Find the string "periodogram" and gather every line that holds it.
>> start Task input
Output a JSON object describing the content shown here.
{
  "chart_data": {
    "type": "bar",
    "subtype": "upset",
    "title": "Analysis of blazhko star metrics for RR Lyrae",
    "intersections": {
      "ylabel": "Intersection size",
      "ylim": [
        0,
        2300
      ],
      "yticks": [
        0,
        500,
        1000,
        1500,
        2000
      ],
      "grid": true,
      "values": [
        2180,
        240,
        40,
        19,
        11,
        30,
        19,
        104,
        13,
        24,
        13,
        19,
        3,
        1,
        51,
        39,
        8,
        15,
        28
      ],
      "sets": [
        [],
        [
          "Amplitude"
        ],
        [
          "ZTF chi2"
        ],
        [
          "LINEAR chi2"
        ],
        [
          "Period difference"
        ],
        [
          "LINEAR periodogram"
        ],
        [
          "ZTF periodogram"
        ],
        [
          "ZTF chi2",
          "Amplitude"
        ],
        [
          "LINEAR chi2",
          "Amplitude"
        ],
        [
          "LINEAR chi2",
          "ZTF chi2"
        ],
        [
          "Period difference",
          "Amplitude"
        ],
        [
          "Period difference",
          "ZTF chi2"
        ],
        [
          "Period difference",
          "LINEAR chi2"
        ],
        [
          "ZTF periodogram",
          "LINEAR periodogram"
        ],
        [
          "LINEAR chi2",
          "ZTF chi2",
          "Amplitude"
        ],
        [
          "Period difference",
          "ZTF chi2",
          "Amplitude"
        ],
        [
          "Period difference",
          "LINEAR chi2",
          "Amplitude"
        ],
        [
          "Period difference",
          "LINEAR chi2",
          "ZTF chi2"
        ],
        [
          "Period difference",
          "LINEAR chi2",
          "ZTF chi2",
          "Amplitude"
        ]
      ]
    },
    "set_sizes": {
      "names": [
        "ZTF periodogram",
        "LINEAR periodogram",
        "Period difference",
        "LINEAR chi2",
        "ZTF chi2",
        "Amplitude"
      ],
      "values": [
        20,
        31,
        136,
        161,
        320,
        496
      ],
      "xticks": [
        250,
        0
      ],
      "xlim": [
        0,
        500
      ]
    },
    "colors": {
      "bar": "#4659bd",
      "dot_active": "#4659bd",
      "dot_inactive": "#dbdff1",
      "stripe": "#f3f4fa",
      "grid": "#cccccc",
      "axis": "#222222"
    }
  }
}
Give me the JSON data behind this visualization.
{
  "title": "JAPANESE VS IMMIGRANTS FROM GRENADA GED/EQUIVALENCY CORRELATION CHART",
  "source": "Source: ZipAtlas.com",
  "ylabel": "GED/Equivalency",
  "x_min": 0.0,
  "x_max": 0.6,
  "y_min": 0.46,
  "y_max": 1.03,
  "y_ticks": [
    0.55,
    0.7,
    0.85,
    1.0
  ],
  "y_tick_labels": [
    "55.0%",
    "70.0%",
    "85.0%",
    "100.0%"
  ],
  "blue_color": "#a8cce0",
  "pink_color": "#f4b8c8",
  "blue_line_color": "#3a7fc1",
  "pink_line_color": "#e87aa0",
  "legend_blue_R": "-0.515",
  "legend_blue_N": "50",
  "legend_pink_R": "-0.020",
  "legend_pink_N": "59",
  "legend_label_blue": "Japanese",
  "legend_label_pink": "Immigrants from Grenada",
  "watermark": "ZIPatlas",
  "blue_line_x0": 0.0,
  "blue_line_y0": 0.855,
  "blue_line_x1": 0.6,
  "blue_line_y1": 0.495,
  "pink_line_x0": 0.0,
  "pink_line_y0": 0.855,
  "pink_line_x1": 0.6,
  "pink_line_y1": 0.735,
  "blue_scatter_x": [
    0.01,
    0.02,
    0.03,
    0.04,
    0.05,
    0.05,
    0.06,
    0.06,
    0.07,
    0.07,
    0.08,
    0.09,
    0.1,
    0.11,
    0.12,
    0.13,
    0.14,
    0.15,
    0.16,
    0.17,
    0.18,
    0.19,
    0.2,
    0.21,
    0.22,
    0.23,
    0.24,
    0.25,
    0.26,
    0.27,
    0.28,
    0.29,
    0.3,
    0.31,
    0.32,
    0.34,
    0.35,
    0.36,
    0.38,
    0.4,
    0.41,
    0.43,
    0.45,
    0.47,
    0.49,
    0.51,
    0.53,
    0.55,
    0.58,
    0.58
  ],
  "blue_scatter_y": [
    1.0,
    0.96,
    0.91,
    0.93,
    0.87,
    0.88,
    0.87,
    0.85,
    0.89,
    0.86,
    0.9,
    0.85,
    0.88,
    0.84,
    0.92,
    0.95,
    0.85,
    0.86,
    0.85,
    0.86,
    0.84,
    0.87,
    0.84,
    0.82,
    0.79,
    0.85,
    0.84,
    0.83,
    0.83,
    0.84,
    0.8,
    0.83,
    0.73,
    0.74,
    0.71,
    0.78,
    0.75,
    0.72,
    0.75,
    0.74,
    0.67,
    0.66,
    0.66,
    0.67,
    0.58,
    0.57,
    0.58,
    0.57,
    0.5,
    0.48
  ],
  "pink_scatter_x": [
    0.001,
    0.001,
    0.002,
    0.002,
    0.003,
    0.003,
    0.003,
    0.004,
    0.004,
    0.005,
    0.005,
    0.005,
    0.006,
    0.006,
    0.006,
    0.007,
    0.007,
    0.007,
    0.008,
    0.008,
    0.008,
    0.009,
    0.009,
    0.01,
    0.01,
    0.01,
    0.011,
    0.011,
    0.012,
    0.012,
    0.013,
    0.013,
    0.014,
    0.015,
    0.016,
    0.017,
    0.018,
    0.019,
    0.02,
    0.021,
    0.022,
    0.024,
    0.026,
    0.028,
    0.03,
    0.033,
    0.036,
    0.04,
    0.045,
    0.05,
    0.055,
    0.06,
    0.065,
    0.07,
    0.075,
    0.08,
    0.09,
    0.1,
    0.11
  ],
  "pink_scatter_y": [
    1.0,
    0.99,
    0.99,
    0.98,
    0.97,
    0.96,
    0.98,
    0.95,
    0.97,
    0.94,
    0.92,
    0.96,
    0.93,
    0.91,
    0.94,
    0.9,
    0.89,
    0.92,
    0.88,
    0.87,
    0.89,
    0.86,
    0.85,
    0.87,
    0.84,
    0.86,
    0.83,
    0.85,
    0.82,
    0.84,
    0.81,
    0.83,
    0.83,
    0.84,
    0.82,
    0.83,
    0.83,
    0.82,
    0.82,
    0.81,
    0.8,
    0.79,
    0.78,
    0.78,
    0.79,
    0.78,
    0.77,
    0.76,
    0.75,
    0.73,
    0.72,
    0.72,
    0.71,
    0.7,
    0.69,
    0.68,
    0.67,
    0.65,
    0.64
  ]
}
>> end Task input
Solution for this problem
          "LINEAR periodogram"
          "ZTF periodogram"
          "ZTF periodogram",
          "LINEAR periodogram"
        "ZTF periodogram",
        "LINEAR periodogram",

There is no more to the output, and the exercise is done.